Records excerpted from a collection
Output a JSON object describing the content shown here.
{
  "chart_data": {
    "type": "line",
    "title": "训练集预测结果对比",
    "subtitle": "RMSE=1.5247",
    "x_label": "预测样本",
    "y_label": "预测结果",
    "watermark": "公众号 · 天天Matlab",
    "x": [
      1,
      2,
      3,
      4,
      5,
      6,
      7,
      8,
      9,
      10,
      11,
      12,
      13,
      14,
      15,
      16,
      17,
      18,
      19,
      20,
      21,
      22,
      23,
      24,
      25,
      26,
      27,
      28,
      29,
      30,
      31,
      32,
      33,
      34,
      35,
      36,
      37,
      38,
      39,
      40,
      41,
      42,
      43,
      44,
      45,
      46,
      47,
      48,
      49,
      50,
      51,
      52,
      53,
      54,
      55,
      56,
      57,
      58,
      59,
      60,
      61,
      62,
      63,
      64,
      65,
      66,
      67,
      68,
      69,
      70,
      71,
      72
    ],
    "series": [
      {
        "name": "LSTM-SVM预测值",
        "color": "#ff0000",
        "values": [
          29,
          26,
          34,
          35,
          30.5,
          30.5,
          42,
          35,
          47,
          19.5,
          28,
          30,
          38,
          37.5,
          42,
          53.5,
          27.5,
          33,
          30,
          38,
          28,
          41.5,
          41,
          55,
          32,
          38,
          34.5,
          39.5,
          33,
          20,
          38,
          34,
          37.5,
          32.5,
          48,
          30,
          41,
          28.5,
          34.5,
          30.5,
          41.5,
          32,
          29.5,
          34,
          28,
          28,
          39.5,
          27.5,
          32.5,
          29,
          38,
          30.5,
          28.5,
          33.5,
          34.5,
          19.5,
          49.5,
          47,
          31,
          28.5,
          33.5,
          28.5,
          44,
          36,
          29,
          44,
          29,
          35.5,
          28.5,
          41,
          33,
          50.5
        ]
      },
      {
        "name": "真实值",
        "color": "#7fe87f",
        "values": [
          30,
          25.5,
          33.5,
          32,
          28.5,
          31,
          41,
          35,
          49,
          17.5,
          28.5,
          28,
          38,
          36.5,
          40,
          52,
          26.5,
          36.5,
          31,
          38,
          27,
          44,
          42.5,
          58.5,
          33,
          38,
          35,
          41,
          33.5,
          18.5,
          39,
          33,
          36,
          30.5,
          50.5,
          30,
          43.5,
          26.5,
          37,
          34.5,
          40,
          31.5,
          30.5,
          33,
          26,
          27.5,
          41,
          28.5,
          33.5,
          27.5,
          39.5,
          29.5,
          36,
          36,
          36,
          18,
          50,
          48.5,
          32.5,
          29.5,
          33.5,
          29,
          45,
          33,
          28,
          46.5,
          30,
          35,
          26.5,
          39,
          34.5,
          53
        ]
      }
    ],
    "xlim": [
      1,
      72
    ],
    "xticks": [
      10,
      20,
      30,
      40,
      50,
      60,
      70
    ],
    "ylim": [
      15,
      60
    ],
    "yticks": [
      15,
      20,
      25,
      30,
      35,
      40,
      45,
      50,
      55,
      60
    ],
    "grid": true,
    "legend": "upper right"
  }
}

**EXERCISE**
Give a word-for-word copy of the records.

**PROBLEM SOLUTION**
Output a JSON object describing the content shown here.
{
  "chart_data": {
    "type": "line",
    "title": "训练集预测结果对比",
    "subtitle": "RMSE=1.5247",
    "x_label": "预测样本",
    "y_label": "预测结果",
    "watermark": "公众号 · 天天Matlab",
    "x": [
      1,
      2,
      3,
      4,
      5,
      6,
      7,
      8,
      9,
      10,
      11,
      12,
      13,
      14,
      15,
      16,
      17,
      18,
      19,
      20,
      21,
      22,
      23,
      24,
      25,
      26,
      27,
      28,
      29,
      30,
      31,
      32,
      33,
      34,
      35,
      36,
      37,
      38,
      39,
      40,
      41,
      42,
      43,
      44,
      45,
      46,
      47,
      48,
      49,
      50,
      51,
      52,
      53,
      54,
      55,
      56,
      57,
      58,
      59,
      60,
      61,
      62,
      63,
      64,
      65,
      66,
      67,
      68,
      69,
      70,
      71,
      72
    ],
    "series": [
      {
        "name": "LSTM-SVM预测值",
        "color": "#ff0000",
        "values": [
          29,
          26,
          34,
          35,
          30.5,
          30.5,
          42,
          35,
          47,
          19.5,
          28,
          30,
          38,
          37.5,
          42,
          53.5,
          27.5,
          33,
          30,
          38,
          28,
          41.5,
          41,
          55,
          32,
          38,
          34.5,
          39.5,
          33,
          20,
          38,
          34,
          37.5,
          32.5,
          48,
          30,
          41,
          28.5,
          34.5,
          30.5,
          41.5,
          32,
          29.5,
          34,
          28,
          28,
          39.5,
          27.5,
          32.5,
          29,
          38,
          30.5,
          28.5,
          33.5,
          34.5,
          19.5,
          49.5,
          47,
          31,
          28.5,
          33.5,
          28.5,
          44,
          36,
          29,
          44,
          29,
          35.5,
          28.5,
          41,
          33,
          50.5
        ]
      },
      {
        "name": "真实值",
        "color": "#7fe87f",
        "values": [
          30,
          25.5,
          33.5,
          32,
          28.5,
          31,
          41,
          35,
          49,
          17.5,
          28.5,
          28,
          38,
          36.5,
          40,
          52,
          26.5,
          36.5,
          31,
          38,
          27,
          44,
          42.5,
          58.5,
          33,
          38,
          35,
          41,
          33.5,
          18.5,
          39,
          33,
          36,
          30.5,
          50.5,
          30,
          43.5,
          26.5,
          37,
          34.5,
          40,
          31.5,
          30.5,
          33,
          26,
          27.5,
          41,
          28.5,
          33.5,
          27.5,
          39.5,
          29.5,
          36,
          36,
          36,
          18,
          50,
          48.5,
          32.5,
          29.5,
          33.5,
          29,
          45,
          33,
          28,
          46.5,
          30,
          35,
          26.5,
          39,
          34.5,
          53
        ]
      }
    ],
    "xlim": [
      1,
      72
    ],
    "xticks": [
      10,
      20,
      30,
      40,
      50,
      60,
      70
    ],
    "ylim": [
      15,
      60
    ],
    "yticks": [
      15,
      20,
      25,
      30,
      35,
      40,
      45,
      50,
      55,
      60
    ],
    "grid": true,
    "legend": "upper right"
  }
}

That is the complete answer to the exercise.